EXERCISE GOAL:
Go through the entries and transcribe each one exactly, dropping the pictures.

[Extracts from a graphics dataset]
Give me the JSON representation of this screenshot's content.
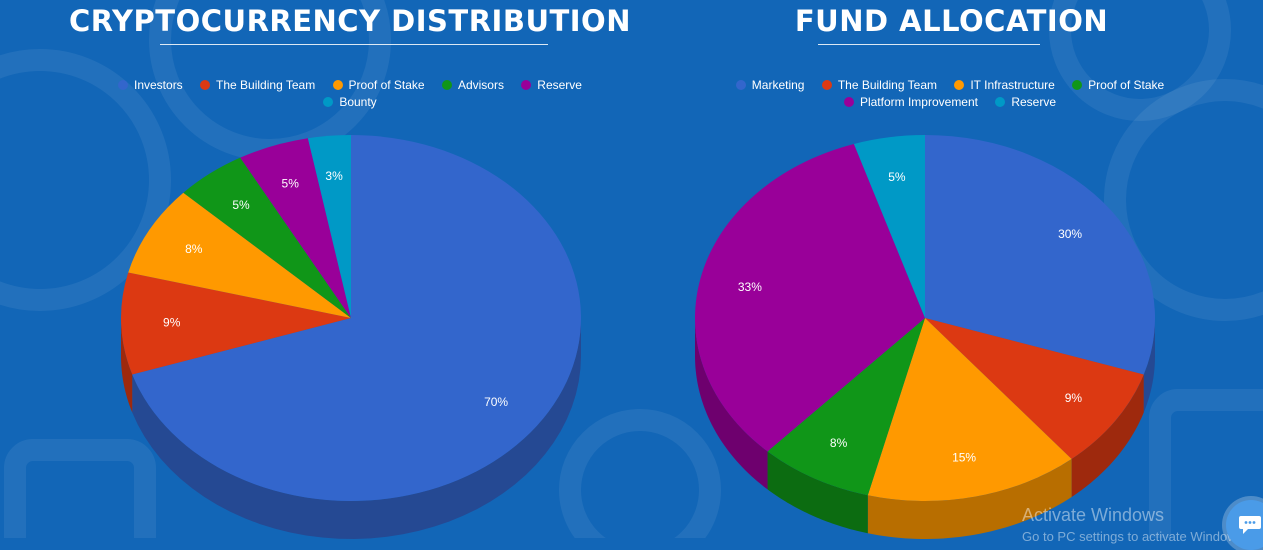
{
  "chart_data": [
    {
      "type": "pie",
      "title": "CRYPTOCURRENCY DISTRIBUTION",
      "legend_position": "top",
      "categories": [
        "Investors",
        "The Building Team",
        "Proof of Stake",
        "Advisors",
        "Reserve",
        "Bounty"
      ],
      "values": [
        70,
        9,
        8,
        5,
        5,
        3
      ],
      "labels": [
        "70%",
        "9%",
        "8%",
        "5%",
        "5%",
        "3%"
      ],
      "colors": [
        "#3366cc",
        "#dc3912",
        "#ff9900",
        "#109618",
        "#990099",
        "#0099c6"
      ],
      "three_d": true
    },
    {
      "type": "pie",
      "title": "FUND ALLOCATION",
      "legend_position": "top",
      "categories": [
        "Marketing",
        "The Building Team",
        "IT Infrastructure",
        "Proof of Stake",
        "Platform Improvement",
        "Reserve"
      ],
      "values": [
        30,
        9,
        15,
        8,
        33,
        5
      ],
      "labels": [
        "30%",
        "9%",
        "15%",
        "8%",
        "33%",
        "5%"
      ],
      "colors": [
        "#3366cc",
        "#dc3912",
        "#ff9900",
        "#109618",
        "#990099",
        "#0099c6"
      ],
      "three_d": true
    }
  ],
  "overlay": {
    "watermark_title": "Activate Windows",
    "watermark_subtitle": "Go to PC settings to activate Windows",
    "chat_icon": "chat-bubble-icon"
  }
}
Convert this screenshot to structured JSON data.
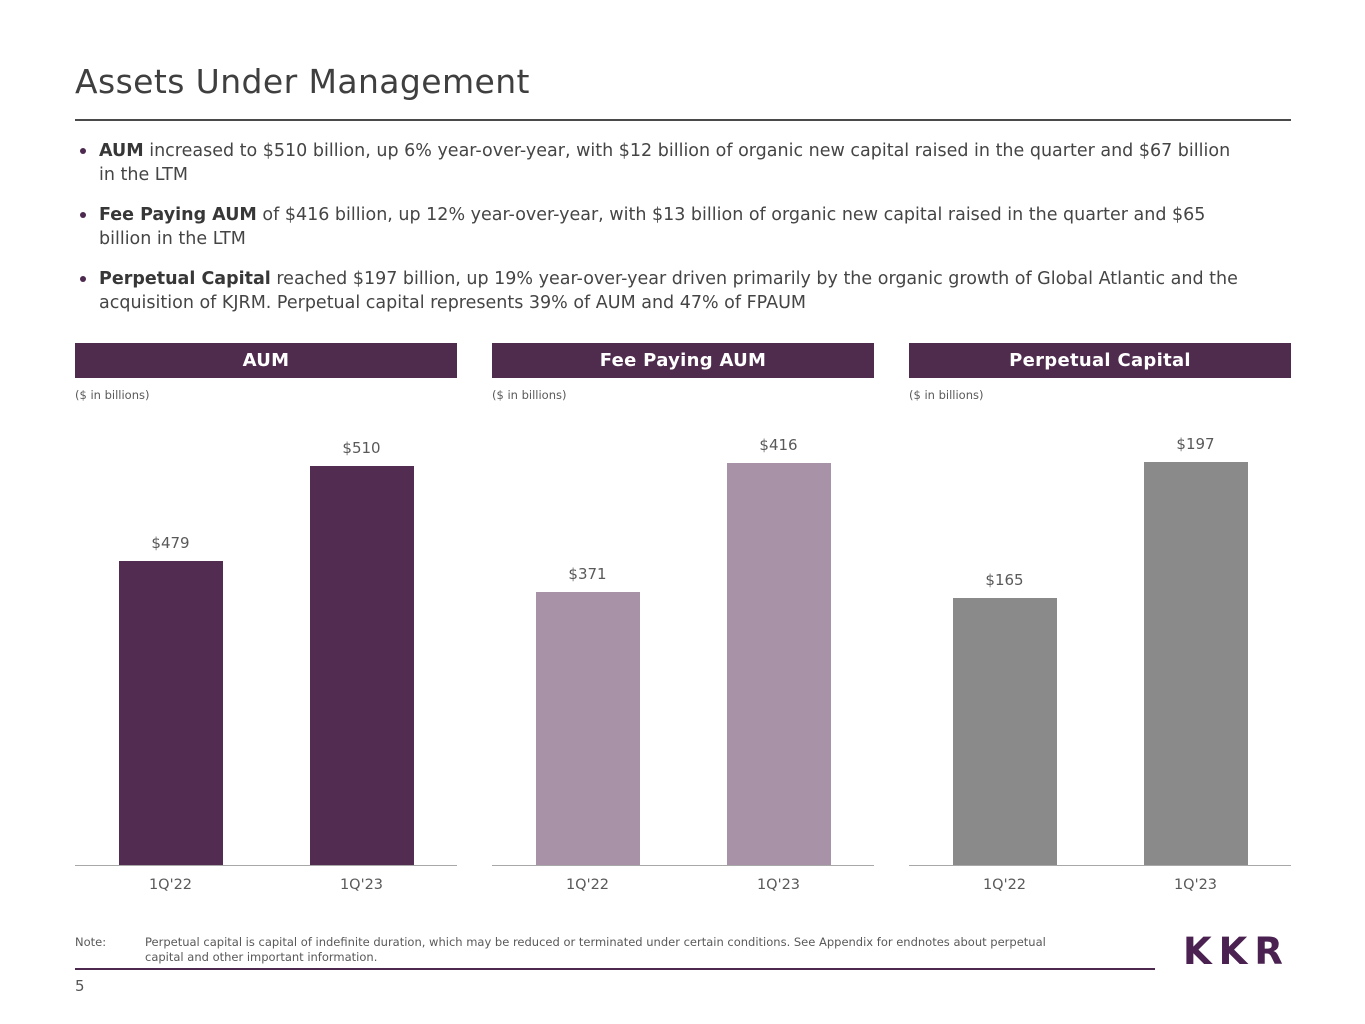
{
  "title": "Assets Under Management",
  "bullets": [
    {
      "lead": "AUM",
      "text": "increased to $510 billion, up 6% year-over-year, with $12 billion of organic new capital raised in the quarter and $67 billion in the LTM"
    },
    {
      "lead": "Fee Paying AUM",
      "text": "of $416 billion, up 12% year-over-year, with $13 billion of organic new capital raised in the quarter and $65 billion in the LTM"
    },
    {
      "lead": "Perpetual Capital",
      "text": "reached $197 billion, up 19% year-over-year driven primarily by the organic growth of Global Atlantic and the acquisition of KJRM. Perpetual capital represents 39% of AUM and 47% of FPAUM"
    }
  ],
  "chart_data": [
    {
      "type": "bar",
      "title": "AUM",
      "units_label": "($ in billions)",
      "categories": [
        "1Q'22",
        "1Q'23"
      ],
      "values": [
        479,
        510
      ],
      "value_labels": [
        "$479",
        "$510"
      ],
      "bar_color": "#532c52",
      "ylim": [
        380,
        521
      ],
      "grid": false,
      "legend": false
    },
    {
      "type": "bar",
      "title": "Fee Paying AUM",
      "units_label": "($ in billions)",
      "categories": [
        "1Q'22",
        "1Q'23"
      ],
      "values": [
        371,
        416
      ],
      "value_labels": [
        "$371",
        "$416"
      ],
      "bar_color": "#a892a8",
      "ylim": [
        275,
        427
      ],
      "grid": false,
      "legend": false
    },
    {
      "type": "bar",
      "title": "Perpetual Capital",
      "units_label": "($ in billions)",
      "categories": [
        "1Q'22",
        "1Q'23"
      ],
      "values": [
        165,
        197
      ],
      "value_labels": [
        "$165",
        "$197"
      ],
      "bar_color": "#8a8a8a",
      "ylim": [
        102,
        204
      ],
      "grid": false,
      "legend": false
    }
  ],
  "note": {
    "label": "Note:",
    "text": "Perpetual capital is capital of indefinite duration, which may be reduced or terminated under certain conditions. See Appendix for endnotes about perpetual capital and other important information."
  },
  "logo": "KKR",
  "page_number": "5",
  "colors": {
    "header_bg": "#4f2b4e",
    "accent_purple": "#4d2950",
    "title_text": "#3f3f3f",
    "body_text": "#454545",
    "muted_text": "#595959",
    "baseline": "#a8a8a8"
  }
}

TASK ANSWER:
Give me the JSON representation of this screenshot's content.
{
  "chart_data": [
    {
      "type": "pie",
      "title": "CRYPTOCURRENCY DISTRIBUTION",
      "legend_position": "top",
      "categories": [
        "Investors",
        "The Building Team",
        "Proof of Stake",
        "Advisors",
        "Reserve",
        "Bounty"
      ],
      "values": [
        70,
        9,
        8,
        5,
        5,
        3
      ],
      "labels": [
        "70%",
        "9%",
        "8%",
        "5%",
        "5%",
        "3%"
      ],
      "colors": [
        "#3366cc",
        "#dc3912",
        "#ff9900",
        "#109618",
        "#990099",
        "#0099c6"
      ],
      "three_d": true
    },
    {
      "type": "pie",
      "title": "FUND ALLOCATION",
      "legend_position": "top",
      "categories": [
        "Marketing",
        "The Building Team",
        "IT Infrastructure",
        "Proof of Stake",
        "Platform Improvement",
        "Reserve"
      ],
      "values": [
        30,
        9,
        15,
        8,
        33,
        5
      ],
      "labels": [
        "30%",
        "9%",
        "15%",
        "8%",
        "33%",
        "5%"
      ],
      "colors": [
        "#3366cc",
        "#dc3912",
        "#ff9900",
        "#109618",
        "#990099",
        "#0099c6"
      ],
      "three_d": true
    }
  ],
  "overlay": {
    "watermark_title": "Activate Windows",
    "watermark_subtitle": "Go to PC settings to activate Windows",
    "chat_icon": "chat-bubble-icon"
  }
}
Convert this screenshot to structured JSON data.
{
  "title": "Assets Under Management",
  "bullets": [
    {
      "lead": "AUM",
      "text": "increased to $510 billion, up 6% year-over-year, with $12 billion of organic new capital raised in the quarter and $67 billion in the LTM"
    },
    {
      "lead": "Fee Paying AUM",
      "text": "of $416 billion, up 12% year-over-year, with $13 billion of organic new capital raised in the quarter and $65 billion in the LTM"
    },
    {
      "lead": "Perpetual Capital",
      "text": "reached $197 billion, up 19% year-over-year driven primarily by the organic growth of Global Atlantic and the acquisition of KJRM. Perpetual capital represents 39% of AUM and 47% of FPAUM"
    }
  ],
  "chart_data": [
    {
      "type": "bar",
      "title": "AUM",
      "units_label": "($ in billions)",
      "categories": [
        "1Q'22",
        "1Q'23"
      ],
      "values": [
        479,
        510
      ],
      "value_labels": [
        "$479",
        "$510"
      ],
      "bar_color": "#532c52",
      "ylim": [
        380,
        521
      ],
      "grid": false,
      "legend": false
    },
    {
      "type": "bar",
      "title": "Fee Paying AUM",
      "units_label": "($ in billions)",
      "categories": [
        "1Q'22",
        "1Q'23"
      ],
      "values": [
        371,
        416
      ],
      "value_labels": [
        "$371",
        "$416"
      ],
      "bar_color": "#a892a8",
      "ylim": [
        275,
        427
      ],
      "grid": false,
      "legend": false
    },
    {
      "type": "bar",
      "title": "Perpetual Capital",
      "units_label": "($ in billions)",
      "categories": [
        "1Q'22",
        "1Q'23"
      ],
      "values": [
        165,
        197
      ],
      "value_labels": [
        "$165",
        "$197"
      ],
      "bar_color": "#8a8a8a",
      "ylim": [
        102,
        204
      ],
      "grid": false,
      "legend": false
    }
  ],
  "note": {
    "label": "Note:",
    "text": "Perpetual capital is capital of indefinite duration, which may be reduced or terminated under certain conditions. See Appendix for endnotes about perpetual capital and other important information."
  },
  "logo": "KKR",
  "page_number": "5",
  "colors": {
    "header_bg": "#4f2b4e",
    "accent_purple": "#4d2950",
    "title_text": "#3f3f3f",
    "body_text": "#454545",
    "muted_text": "#595959",
    "baseline": "#a8a8a8"
  }
}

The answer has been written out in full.